(TASK GOAL)
Please copy the lines word for word, starting at the line containing "school-name-line2: 附属南沙小学 (35, 659, 168, 685)" and ending at the line containing "table-row: 时代云图 2.79", including both of those lines.

(Element location listings)

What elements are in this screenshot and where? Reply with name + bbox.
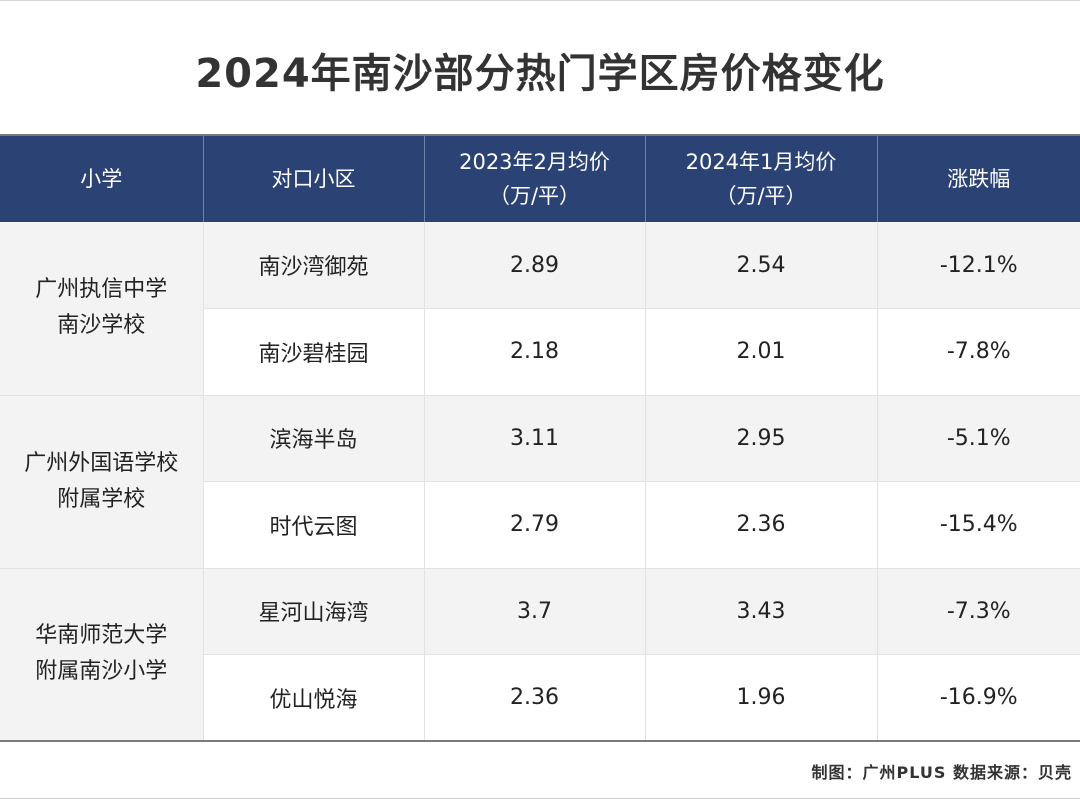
school-name-line2: 附属南沙小学 (35, 659, 168, 685)
price-2024-cell: 2.01 (645, 308, 878, 396)
change-cell: -5.1% (877, 395, 1080, 482)
table-row: 南沙碧桂园 2.18 2.01 -7.8% (0, 308, 1080, 396)
school-cell: 广州外国语学校 附属学校 (0, 395, 204, 569)
price-table: 小学 对口小区 2023年2月均价 （万/平） 2024年1月均价 （万/平） … (0, 134, 1080, 742)
change-cell: -15.4% (877, 481, 1080, 569)
header-school: 小学 (0, 134, 204, 222)
change-cell: -7.3% (877, 568, 1080, 655)
community-cell: 南沙碧桂园 (203, 308, 425, 396)
header-price-2023-label: 2023年2月均价 (459, 150, 610, 174)
school-name-line1: 广州执信中学 (35, 277, 168, 303)
price-2023-cell: 2.79 (424, 481, 646, 569)
school-name-line1: 华南师范大学 (35, 623, 168, 649)
header-community: 对口小区 (203, 134, 425, 222)
chart-title: 2024年南沙部分热门学区房价格变化 (195, 51, 885, 97)
header-price-2024-label: 2024年1月均价 (685, 150, 837, 174)
bottom-divider (0, 798, 1080, 799)
table-row: 广州执信中学 南沙学校 南沙湾御苑 2.89 2.54 -12.1% (0, 222, 1080, 396)
community-cell: 滨海半岛 (203, 395, 425, 482)
community-cell: 时代云图 (203, 481, 425, 569)
price-2024-cell: 1.96 (645, 654, 878, 742)
school-cell: 华南师范大学 附属南沙小学 (0, 568, 204, 742)
school-name-line1: 广州外国语学校 (24, 450, 179, 476)
header-price-2024-unit: （万/平） (715, 184, 807, 208)
price-2024-cell: 2.36 (645, 481, 878, 569)
table-row: 华南师范大学 附属南沙小学 星河山海湾 3.7 3.43 -7.3% (0, 568, 1080, 742)
source-credit: 制图：广州PLUS 数据来源：贝壳 (811, 763, 1072, 782)
price-2023-cell: 2.18 (424, 308, 646, 396)
table-row: 广州外国语学校 附属学校 滨海半岛 3.11 2.95 -5.1% (0, 395, 1080, 569)
header-community-label: 对口小区 (271, 167, 356, 191)
header-price-2024: 2024年1月均价 （万/平） (645, 134, 878, 222)
price-2023-cell: 3.7 (424, 568, 646, 655)
community-cell: 南沙湾御苑 (203, 222, 425, 309)
table-row: 时代云图 2.79 2.36 -15.4% (0, 481, 1080, 569)
change-cell: -16.9% (877, 654, 1080, 742)
change-cell: -7.8% (877, 308, 1080, 396)
price-2023-cell: 2.89 (424, 222, 646, 309)
price-2024-cell: 3.43 (645, 568, 878, 655)
header-school-label: 小学 (80, 167, 123, 191)
community-cell: 星河山海湾 (203, 568, 425, 655)
header-change: 涨跌幅 (877, 134, 1080, 222)
price-2024-cell: 2.54 (645, 222, 878, 309)
price-2023-cell: 3.11 (424, 395, 646, 482)
header-row: 小学 对口小区 2023年2月均价 （万/平） 2024年1月均价 （万/平） … (0, 134, 1080, 222)
header-price-2023-unit: （万/平） (488, 184, 581, 208)
price-2023-cell: 2.36 (424, 654, 646, 742)
price-2024-cell: 2.95 (645, 395, 878, 482)
table-row: 优山悦海 2.36 1.96 -16.9% (0, 654, 1080, 742)
header-change-label: 涨跌幅 (947, 167, 1011, 191)
change-cell: -12.1% (877, 222, 1080, 309)
community-cell: 优山悦海 (203, 654, 425, 742)
school-name-line2: 南沙学校 (57, 313, 146, 339)
school-name-line2: 附属学校 (57, 486, 146, 512)
school-cell: 广州执信中学 南沙学校 (0, 222, 204, 396)
header-price-2023: 2023年2月均价 （万/平） (424, 134, 646, 222)
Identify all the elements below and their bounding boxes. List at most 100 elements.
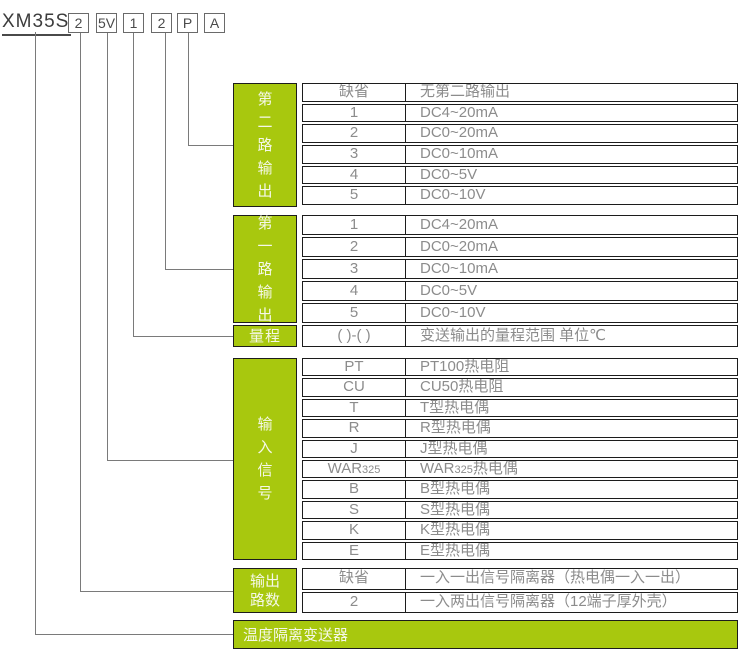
table-row: WAR325 WAR325热电偶 — [302, 459, 738, 479]
option-value: 1 — [303, 216, 406, 234]
option-value: J — [303, 440, 406, 457]
option-value: 4 — [303, 282, 406, 300]
option-description: DC0~5V — [420, 282, 478, 299]
option-description: 无第二路输出 — [420, 84, 511, 100]
option-table-second-output: 第二路输出 缺省 无第二路输出 1 DC4~20mA 2 DC0~20mA 3 DC0~10m… — [233, 83, 738, 207]
table-row: K K型热电偶 — [302, 521, 738, 540]
option-table-input-signal: 输入信号 PT PT100热电阻 CU CU50热电阻 T T型热电偶 R R型热电偶 J J型热… — [233, 358, 738, 560]
table-row: E E型热电偶 — [302, 541, 738, 560]
table-label-range: 量程 — [233, 325, 297, 347]
option-value: 3 — [303, 146, 406, 163]
option-value: R — [303, 420, 406, 437]
option-description: K型热电偶 — [420, 522, 491, 539]
table-label-output-count: 输出 路数 — [233, 568, 297, 613]
series-name-label: 温度隔离变送器 — [243, 627, 349, 644]
option-description: B型热电偶 — [420, 481, 491, 498]
table-label-second-output: 第二路输出 — [233, 83, 297, 207]
option-description: DC0~10mA — [420, 146, 498, 163]
table-label-input-signal: 输入信号 — [233, 358, 297, 560]
connector-line-range — [133, 33, 234, 337]
table-row: 3 DC0~10mA — [302, 259, 738, 279]
option-value: WAR325 — [303, 460, 406, 478]
table-row: 5 DC0~10V — [302, 303, 738, 323]
table-rows: ( )-( ) 变送输出的量程范围 单位℃ — [302, 325, 738, 347]
table-row: 4 DC0~5V — [302, 165, 738, 185]
table-row: R R型热电偶 — [302, 419, 738, 438]
table-row: 5 DC0~10V — [302, 186, 738, 206]
option-table-output-count: 输出 路数 缺省 一入一出信号隔离器（热电偶一入一出） 2 一入两出信号隔离器（12端子… — [233, 568, 738, 613]
option-description: DC0~10mA — [420, 260, 498, 277]
option-description: 一入两出信号隔离器（12端子厚外壳） — [420, 592, 677, 610]
option-description: 一入一出信号隔离器（热电偶一入一出） — [420, 569, 691, 586]
table-row: 2 一入两出信号隔离器（12端子厚外壳） — [302, 591, 738, 613]
option-value: ( )-( ) — [303, 326, 406, 346]
option-description: DC0~20mA — [420, 238, 498, 255]
code-segment-box-6: A — [204, 13, 225, 33]
table-row: S S型热电偶 — [302, 500, 738, 520]
connector-line-prefix — [35, 32, 234, 635]
table-row: 1 DC4~20mA — [302, 103, 738, 123]
option-description: 变送输出的量程范围 单位℃ — [420, 327, 607, 344]
table-row: 2 DC0~20mA — [302, 124, 738, 144]
option-value: B — [303, 481, 406, 498]
table-rows: 1 DC4~20mA 2 DC0~20mA 3 DC0~10mA 4 DC0~5V 5 DC0~1… — [302, 215, 738, 323]
option-description: T型热电偶 — [420, 399, 490, 416]
option-value: 缺省 — [303, 84, 406, 101]
option-description: DC0~10V — [420, 304, 486, 321]
connector-line-second-output — [188, 33, 234, 146]
option-value: 2 — [303, 592, 406, 612]
option-value: 2 — [303, 125, 406, 143]
option-value: E — [303, 542, 406, 559]
table-row: 4 DC0~5V — [302, 281, 738, 301]
option-value: PT — [303, 359, 406, 376]
table-row: CU CU50热电阻 — [302, 378, 738, 397]
option-value: 3 — [303, 260, 406, 278]
option-value: 5 — [303, 304, 406, 322]
option-value: CU — [303, 379, 406, 396]
option-value: 缺省 — [303, 569, 406, 589]
table-rows: 缺省 一入一出信号隔离器（热电偶一入一出） 2 一入两出信号隔离器（12端子厚外壳） — [302, 568, 738, 613]
option-description: DC0~5V — [420, 166, 478, 183]
code-segment-box-4: 2 — [151, 13, 172, 33]
option-description: PT100热电阻 — [420, 359, 510, 375]
table-row: T T型热电偶 — [302, 398, 738, 418]
option-description: DC0~20mA — [420, 125, 498, 142]
table-row: 2 DC0~20mA — [302, 237, 738, 257]
code-segment-box-5: P — [177, 13, 198, 33]
code-segment-box-1: 2 — [68, 13, 89, 33]
option-description: CU50热电阻 — [420, 379, 504, 396]
option-value: 4 — [303, 166, 406, 184]
option-value: K — [303, 522, 406, 539]
connector-line-first-output — [165, 33, 234, 270]
option-value: S — [303, 501, 406, 519]
table-row: 缺省 一入一出信号隔离器（热电偶一入一出） — [302, 568, 738, 590]
code-segment-box-3: 1 — [123, 13, 144, 33]
option-description: E型热电偶 — [420, 542, 491, 559]
table-row: 1 DC4~20mA — [302, 215, 738, 235]
option-table-first-output: 第一路输出 1 DC4~20mA 2 DC0~20mA 3 DC0~10mA 4 DC0~5V… — [233, 215, 738, 324]
option-value: T — [303, 399, 406, 417]
option-table-range: 量程 ( )-( ) 变送输出的量程范围 单位℃ — [233, 325, 738, 347]
table-rows: PT PT100热电阻 CU CU50热电阻 T T型热电偶 R R型热电偶 J J型热电偶 WAR… — [302, 358, 738, 560]
option-description: DC4~20mA — [420, 104, 498, 121]
option-description: DC0~10V — [420, 187, 486, 204]
option-value: 2 — [303, 238, 406, 256]
series-name-bar: 温度隔离变送器 — [233, 620, 738, 649]
table-row: PT PT100热电阻 — [302, 358, 738, 377]
table-row: J J型热电偶 — [302, 439, 738, 458]
option-description: R型热电偶 — [420, 420, 491, 437]
option-description: WAR325热电偶 — [420, 460, 518, 477]
option-description: S型热电偶 — [420, 501, 491, 518]
option-description: J型热电偶 — [420, 440, 488, 457]
option-value: 5 — [303, 187, 406, 205]
code-segment-box-2: 5V — [96, 13, 117, 33]
table-row: 缺省 无第二路输出 — [302, 83, 738, 102]
table-row: B B型热电偶 — [302, 480, 738, 499]
model-prefix: XM35S — [2, 11, 72, 36]
table-row: ( )-( ) 变送输出的量程范围 单位℃ — [302, 325, 738, 347]
connector-line-output-count — [80, 33, 234, 592]
connector-line-input-signal — [107, 33, 234, 461]
table-row: 3 DC0~10mA — [302, 145, 738, 164]
table-rows: 缺省 无第二路输出 1 DC4~20mA 2 DC0~20mA 3 DC0~10mA 4 DC0~… — [302, 83, 738, 206]
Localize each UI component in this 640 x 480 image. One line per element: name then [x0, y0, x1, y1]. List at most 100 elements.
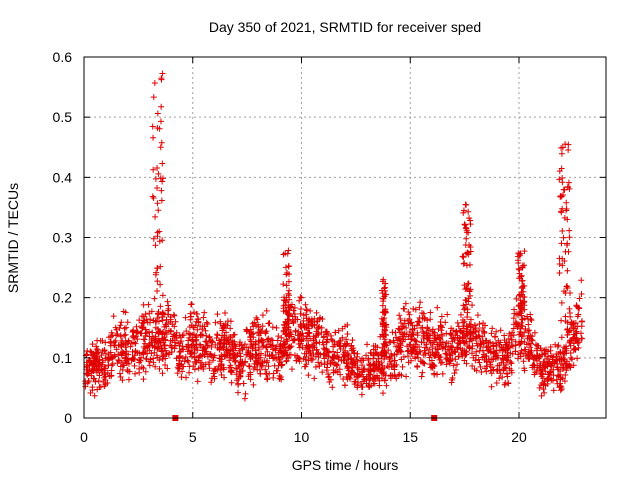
data-point [408, 335, 415, 342]
data-point [451, 370, 458, 377]
data-point [558, 208, 565, 215]
data-point [214, 331, 221, 338]
data-point [154, 315, 161, 322]
data-point [186, 347, 193, 354]
data-point [159, 356, 166, 362]
data-point [487, 348, 494, 355]
data-point [488, 330, 495, 337]
data-point [294, 316, 301, 323]
data-point [419, 328, 426, 335]
data-point [193, 337, 200, 344]
data-point [211, 375, 218, 382]
data-point [142, 345, 149, 352]
data-point [464, 286, 471, 293]
data-point [216, 340, 223, 347]
data-point [287, 344, 294, 351]
data-point [171, 312, 178, 319]
data-point [365, 366, 372, 373]
data-point [140, 319, 147, 326]
data-point [443, 361, 450, 368]
data-point [271, 354, 278, 361]
data-point [286, 287, 293, 294]
data-point [176, 357, 183, 364]
data-point [566, 339, 573, 346]
data-point [463, 225, 470, 232]
data-point [578, 277, 585, 284]
data-point [562, 248, 569, 255]
data-point [200, 314, 207, 321]
data-point [154, 229, 161, 236]
data-point [440, 344, 447, 351]
data-point [254, 360, 261, 367]
data-point [161, 342, 168, 349]
data-point [485, 356, 492, 363]
data-point [560, 356, 567, 363]
data-point [430, 351, 437, 358]
data-point [476, 359, 483, 366]
data-point [566, 234, 573, 241]
data-point [265, 335, 272, 342]
data-point [578, 335, 585, 342]
data-point [142, 330, 149, 337]
data-point [477, 343, 484, 350]
data-point [319, 339, 326, 346]
data-point [239, 367, 246, 374]
data-point [356, 372, 363, 379]
y-tick-label: 0.2 [53, 290, 73, 306]
data-point [207, 338, 214, 345]
data-point [121, 325, 128, 332]
data-point [140, 313, 147, 320]
data-point [101, 383, 108, 390]
data-point [227, 368, 234, 375]
data-point [101, 363, 108, 370]
data-point [305, 357, 312, 364]
data-point [91, 375, 98, 382]
data-point [202, 327, 209, 334]
data-point [191, 354, 198, 361]
data-point [262, 329, 269, 336]
data-point [447, 352, 454, 359]
data-point [538, 373, 545, 380]
data-point [463, 235, 470, 242]
data-point [388, 350, 395, 357]
data-point [124, 356, 131, 363]
data-point [416, 304, 423, 311]
data-point [505, 380, 512, 387]
data-point [313, 339, 320, 346]
data-point [118, 352, 125, 359]
data-point [164, 311, 171, 318]
data-point [380, 390, 387, 397]
data-point [434, 371, 441, 378]
data-point [503, 370, 510, 377]
data-point [508, 367, 515, 374]
data-point [513, 310, 520, 317]
data-point [373, 359, 380, 366]
data-point [271, 362, 278, 369]
data-point [460, 302, 467, 309]
data-point [335, 339, 342, 346]
data-point [434, 341, 441, 348]
data-point [574, 323, 581, 330]
data-point [129, 355, 136, 362]
data-point [146, 362, 153, 369]
data-point [515, 351, 522, 358]
data-point [154, 184, 161, 191]
data-point [527, 344, 534, 351]
data-point [388, 364, 395, 371]
data-point [221, 337, 228, 344]
data-point [331, 338, 338, 345]
data-point [263, 344, 270, 351]
data-point [265, 363, 272, 370]
data-point [316, 316, 323, 323]
data-point [149, 193, 156, 200]
data-point [387, 339, 394, 346]
y-tick-label: 0.1 [53, 350, 73, 366]
data-point [190, 324, 197, 331]
data-point [516, 338, 523, 345]
data-point [335, 327, 342, 334]
data-point [382, 307, 389, 314]
data-point [555, 366, 562, 373]
data-point [118, 349, 125, 356]
data-point [252, 323, 259, 330]
data-point [149, 123, 156, 130]
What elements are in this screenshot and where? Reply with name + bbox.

(THE REPLY)
school-name-line2: 附属南沙小学 (35, 659, 168, 685)
price-2024-cell: 2.01 (645, 308, 878, 396)
change-cell: -5.1% (877, 395, 1080, 482)
table-row: 南沙碧桂园 2.18 2.01 -7.8% (0, 308, 1080, 396)
school-cell: 广州外国语学校 附属学校 (0, 395, 204, 569)
price-table: 小学 对口小区 2023年2月均价 （万/平） 2024年1月均价 （万/平） … (0, 134, 1080, 742)
change-cell: -15.4% (877, 481, 1080, 569)
header-school: 小学 (0, 134, 204, 222)
change-cell: -7.3% (877, 568, 1080, 655)
community-cell: 南沙碧桂园 (203, 308, 425, 396)
header-price-2023-label: 2023年2月均价 (459, 150, 610, 174)
school-name-line1: 广州执信中学 (35, 277, 168, 303)
price-2023-cell: 2.79 (424, 481, 646, 569)
school-name-line1: 华南师范大学 (35, 623, 168, 649)
header-community: 对口小区 (203, 134, 425, 222)
chart-title: 2024年南沙部分热门学区房价格变化 (195, 51, 885, 97)
header-price-2024-label: 2024年1月均价 (685, 150, 837, 174)
bottom-divider (0, 798, 1080, 799)
table-row: 广州执信中学 南沙学校 南沙湾御苑 2.89 2.54 -12.1% (0, 222, 1080, 396)
community-cell: 滨海半岛 (203, 395, 425, 482)
community-cell: 时代云图 (203, 481, 425, 569)
price-2024-cell: 1.96 (645, 654, 878, 742)
school-cell: 华南师范大学 附属南沙小学 (0, 568, 204, 742)
school-name-line1: 广州外国语学校 (24, 450, 179, 476)
header-price-2024-unit: （万/平） (715, 184, 807, 208)
price-2024-cell: 2.36 (645, 481, 878, 569)
table-row: 华南师范大学 附属南沙小学 星河山海湾 3.7 3.43 -7.3% (0, 568, 1080, 742)
source-credit: 制图：广州PLUS 数据来源：贝壳 (811, 763, 1072, 782)
price-2023-cell: 2.18 (424, 308, 646, 396)
table-row: 广州外国语学校 附属学校 滨海半岛 3.11 2.95 -5.1% (0, 395, 1080, 569)
header-community-label: 对口小区 (271, 167, 356, 191)
header-price-2024: 2024年1月均价 （万/平） (645, 134, 878, 222)
price-2023-cell: 3.7 (424, 568, 646, 655)
community-cell: 南沙湾御苑 (203, 222, 425, 309)
table-row: 时代云图 2.79 2.36 -15.4% (0, 481, 1080, 569)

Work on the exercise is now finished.